Data items =

※

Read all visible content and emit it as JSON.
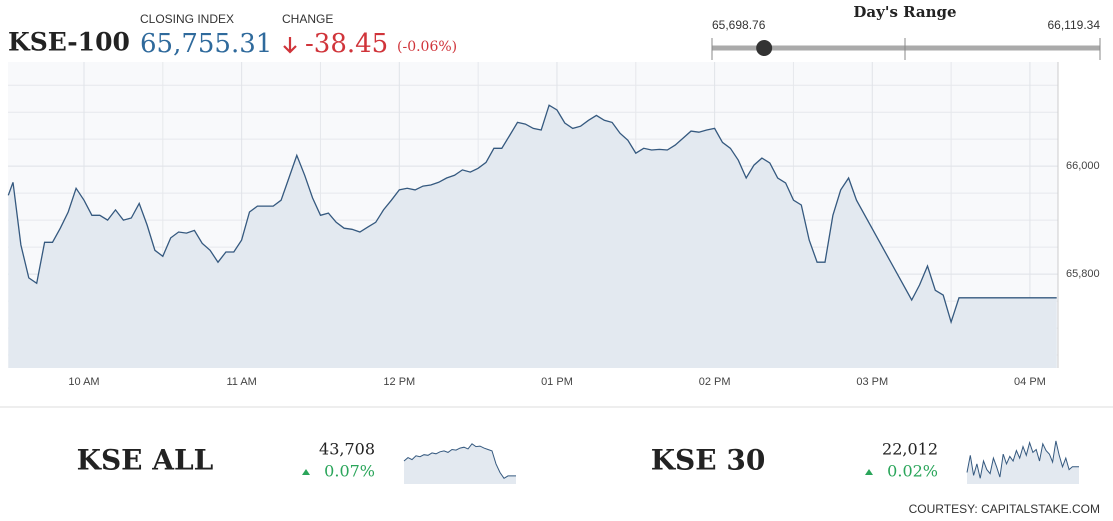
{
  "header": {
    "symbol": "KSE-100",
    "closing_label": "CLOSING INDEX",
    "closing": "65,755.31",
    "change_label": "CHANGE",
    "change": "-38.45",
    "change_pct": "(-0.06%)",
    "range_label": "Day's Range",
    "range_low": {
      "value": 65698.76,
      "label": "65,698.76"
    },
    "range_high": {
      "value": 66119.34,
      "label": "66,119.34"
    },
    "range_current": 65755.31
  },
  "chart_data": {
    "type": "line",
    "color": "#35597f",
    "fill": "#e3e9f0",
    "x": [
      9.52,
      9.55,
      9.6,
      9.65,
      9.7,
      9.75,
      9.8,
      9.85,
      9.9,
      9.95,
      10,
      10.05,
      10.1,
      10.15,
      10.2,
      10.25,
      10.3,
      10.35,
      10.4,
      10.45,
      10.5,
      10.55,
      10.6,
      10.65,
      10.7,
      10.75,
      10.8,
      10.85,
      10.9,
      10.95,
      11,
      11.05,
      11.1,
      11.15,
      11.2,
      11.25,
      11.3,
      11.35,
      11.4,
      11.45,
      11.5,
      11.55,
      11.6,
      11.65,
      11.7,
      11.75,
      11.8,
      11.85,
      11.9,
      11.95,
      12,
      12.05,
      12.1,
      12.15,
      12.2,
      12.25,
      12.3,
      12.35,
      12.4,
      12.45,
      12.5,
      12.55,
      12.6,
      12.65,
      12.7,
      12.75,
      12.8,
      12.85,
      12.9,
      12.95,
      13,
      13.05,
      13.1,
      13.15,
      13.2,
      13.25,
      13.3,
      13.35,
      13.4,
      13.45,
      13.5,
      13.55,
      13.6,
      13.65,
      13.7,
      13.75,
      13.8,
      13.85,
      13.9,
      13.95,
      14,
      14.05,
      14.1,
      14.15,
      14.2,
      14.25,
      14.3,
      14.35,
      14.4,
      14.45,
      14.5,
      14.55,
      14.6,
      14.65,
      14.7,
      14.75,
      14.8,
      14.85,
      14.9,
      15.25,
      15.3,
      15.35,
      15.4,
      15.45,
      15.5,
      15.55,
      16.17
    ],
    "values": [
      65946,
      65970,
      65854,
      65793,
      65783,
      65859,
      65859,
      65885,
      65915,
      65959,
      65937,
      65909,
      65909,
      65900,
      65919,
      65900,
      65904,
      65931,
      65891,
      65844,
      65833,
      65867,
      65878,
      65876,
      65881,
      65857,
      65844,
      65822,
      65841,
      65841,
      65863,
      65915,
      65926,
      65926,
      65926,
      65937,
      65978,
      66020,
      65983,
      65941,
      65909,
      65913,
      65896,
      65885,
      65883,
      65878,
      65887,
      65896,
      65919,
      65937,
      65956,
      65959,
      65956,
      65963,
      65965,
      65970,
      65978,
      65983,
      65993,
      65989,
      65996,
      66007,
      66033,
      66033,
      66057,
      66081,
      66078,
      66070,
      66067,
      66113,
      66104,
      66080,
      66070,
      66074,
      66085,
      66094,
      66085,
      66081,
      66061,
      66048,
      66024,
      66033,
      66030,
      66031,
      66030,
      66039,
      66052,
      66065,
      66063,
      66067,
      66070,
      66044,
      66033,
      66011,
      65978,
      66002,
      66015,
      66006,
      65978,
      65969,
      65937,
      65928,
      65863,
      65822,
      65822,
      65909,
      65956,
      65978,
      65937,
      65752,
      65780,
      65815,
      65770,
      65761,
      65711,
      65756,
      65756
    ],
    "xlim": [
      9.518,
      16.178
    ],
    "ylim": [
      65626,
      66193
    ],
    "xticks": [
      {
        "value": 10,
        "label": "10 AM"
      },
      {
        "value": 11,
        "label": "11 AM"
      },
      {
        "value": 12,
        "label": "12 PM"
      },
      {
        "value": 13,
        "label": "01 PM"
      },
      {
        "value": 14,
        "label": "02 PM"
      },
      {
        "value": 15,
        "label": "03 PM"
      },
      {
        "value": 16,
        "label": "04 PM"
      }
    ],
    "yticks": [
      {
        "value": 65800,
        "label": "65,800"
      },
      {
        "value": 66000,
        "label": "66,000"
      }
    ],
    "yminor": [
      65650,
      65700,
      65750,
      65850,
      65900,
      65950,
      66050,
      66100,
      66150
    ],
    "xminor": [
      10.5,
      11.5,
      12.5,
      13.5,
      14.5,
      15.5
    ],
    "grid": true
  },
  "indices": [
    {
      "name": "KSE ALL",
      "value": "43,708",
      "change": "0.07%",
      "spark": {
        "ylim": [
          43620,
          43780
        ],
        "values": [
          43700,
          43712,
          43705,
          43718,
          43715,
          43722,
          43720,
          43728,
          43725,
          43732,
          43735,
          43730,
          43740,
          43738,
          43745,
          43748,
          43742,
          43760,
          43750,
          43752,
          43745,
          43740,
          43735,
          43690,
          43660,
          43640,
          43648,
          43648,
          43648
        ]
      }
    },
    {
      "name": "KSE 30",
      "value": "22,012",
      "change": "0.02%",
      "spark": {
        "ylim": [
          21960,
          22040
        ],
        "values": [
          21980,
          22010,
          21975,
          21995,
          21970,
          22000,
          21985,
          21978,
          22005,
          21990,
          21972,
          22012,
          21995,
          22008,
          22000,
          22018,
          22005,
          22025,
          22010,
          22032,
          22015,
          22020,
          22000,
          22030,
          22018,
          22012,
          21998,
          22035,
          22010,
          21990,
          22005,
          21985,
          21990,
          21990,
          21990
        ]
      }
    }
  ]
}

※

Your task = The data above should be repeated exactly, minus any pictures.

Response to this task =
Read all visible content and emit it as JSON.
{
  "header": {
    "symbol": "KSE-100",
    "closing_label": "CLOSING INDEX",
    "closing": "65,755.31",
    "change_label": "CHANGE",
    "change": "-38.45",
    "change_pct": "(-0.06%)",
    "range_label": "Day's Range",
    "range_low": {
      "value": 65698.76,
      "label": "65,698.76"
    },
    "range_high": {
      "value": 66119.34,
      "label": "66,119.34"
    },
    "range_current": 65755.31
  },
  "chart_data": {
    "type": "line",
    "color": "#35597f",
    "fill": "#e3e9f0",
    "x": [
      9.52,
      9.55,
      9.6,
      9.65,
      9.7,
      9.75,
      9.8,
      9.85,
      9.9,
      9.95,
      10,
      10.05,
      10.1,
      10.15,
      10.2,
      10.25,
      10.3,
      10.35,
      10.4,
      10.45,
      10.5,
      10.55,
      10.6,
      10.65,
      10.7,
      10.75,
      10.8,
      10.85,
      10.9,
      10.95,
      11,
      11.05,
      11.1,
      11.15,
      11.2,
      11.25,
      11.3,
      11.35,
      11.4,
      11.45,
      11.5,
      11.55,
      11.6,
      11.65,
      11.7,
      11.75,
      11.8,
      11.85,
      11.9,
      11.95,
      12,
      12.05,
      12.1,
      12.15,
      12.2,
      12.25,
      12.3,
      12.35,
      12.4,
      12.45,
      12.5,
      12.55,
      12.6,
      12.65,
      12.7,
      12.75,
      12.8,
      12.85,
      12.9,
      12.95,
      13,
      13.05,
      13.1,
      13.15,
      13.2,
      13.25,
      13.3,
      13.35,
      13.4,
      13.45,
      13.5,
      13.55,
      13.6,
      13.65,
      13.7,
      13.75,
      13.8,
      13.85,
      13.9,
      13.95,
      14,
      14.05,
      14.1,
      14.15,
      14.2,
      14.25,
      14.3,
      14.35,
      14.4,
      14.45,
      14.5,
      14.55,
      14.6,
      14.65,
      14.7,
      14.75,
      14.8,
      14.85,
      14.9,
      15.25,
      15.3,
      15.35,
      15.4,
      15.45,
      15.5,
      15.55,
      16.17
    ],
    "values": [
      65946,
      65970,
      65854,
      65793,
      65783,
      65859,
      65859,
      65885,
      65915,
      65959,
      65937,
      65909,
      65909,
      65900,
      65919,
      65900,
      65904,
      65931,
      65891,
      65844,
      65833,
      65867,
      65878,
      65876,
      65881,
      65857,
      65844,
      65822,
      65841,
      65841,
      65863,
      65915,
      65926,
      65926,
      65926,
      65937,
      65978,
      66020,
      65983,
      65941,
      65909,
      65913,
      65896,
      65885,
      65883,
      65878,
      65887,
      65896,
      65919,
      65937,
      65956,
      65959,
      65956,
      65963,
      65965,
      65970,
      65978,
      65983,
      65993,
      65989,
      65996,
      66007,
      66033,
      66033,
      66057,
      66081,
      66078,
      66070,
      66067,
      66113,
      66104,
      66080,
      66070,
      66074,
      66085,
      66094,
      66085,
      66081,
      66061,
      66048,
      66024,
      66033,
      66030,
      66031,
      66030,
      66039,
      66052,
      66065,
      66063,
      66067,
      66070,
      66044,
      66033,
      66011,
      65978,
      66002,
      66015,
      66006,
      65978,
      65969,
      65937,
      65928,
      65863,
      65822,
      65822,
      65909,
      65956,
      65978,
      65937,
      65752,
      65780,
      65815,
      65770,
      65761,
      65711,
      65756,
      65756
    ],
    "xlim": [
      9.518,
      16.178
    ],
    "ylim": [
      65626,
      66193
    ],
    "xticks": [
      {
        "value": 10,
        "label": "10 AM"
      },
      {
        "value": 11,
        "label": "11 AM"
      },
      {
        "value": 12,
        "label": "12 PM"
      },
      {
        "value": 13,
        "label": "01 PM"
      },
      {
        "value": 14,
        "label": "02 PM"
      },
      {
        "value": 15,
        "label": "03 PM"
      },
      {
        "value": 16,
        "label": "04 PM"
      }
    ],
    "yticks": [
      {
        "value": 65800,
        "label": "65,800"
      },
      {
        "value": 66000,
        "label": "66,000"
      }
    ],
    "yminor": [
      65650,
      65700,
      65750,
      65850,
      65900,
      65950,
      66050,
      66100,
      66150
    ],
    "xminor": [
      10.5,
      11.5,
      12.5,
      13.5,
      14.5,
      15.5
    ],
    "grid": true
  },
  "indices": [
    {
      "name": "KSE ALL",
      "value": "43,708",
      "change": "0.07%",
      "spark": {
        "ylim": [
          43620,
          43780
        ],
        "values": [
          43700,
          43712,
          43705,
          43718,
          43715,
          43722,
          43720,
          43728,
          43725,
          43732,
          43735,
          43730,
          43740,
          43738,
          43745,
          43748,
          43742,
          43760,
          43750,
          43752,
          43745,
          43740,
          43735,
          43690,
          43660,
          43640,
          43648,
          43648,
          43648
        ]
      }
    },
    {
      "name": "KSE 30",
      "value": "22,012",
      "change": "0.02%",
      "spark": {
        "ylim": [
          21960,
          22040
        ],
        "values": [
          21980,
          22010,
          21975,
          21995,
          21970,
          22000,
          21985,
          21978,
          22005,
          21990,
          21972,
          22012,
          21995,
          22008,
          22000,
          22018,
          22005,
          22025,
          22010,
          22032,
          22015,
          22020,
          22000,
          22030,
          22018,
          22012,
          21998,
          22035,
          22010,
          21990,
          22005,
          21985,
          21990,
          21990,
          21990
        ]
      }
    }
  ]
}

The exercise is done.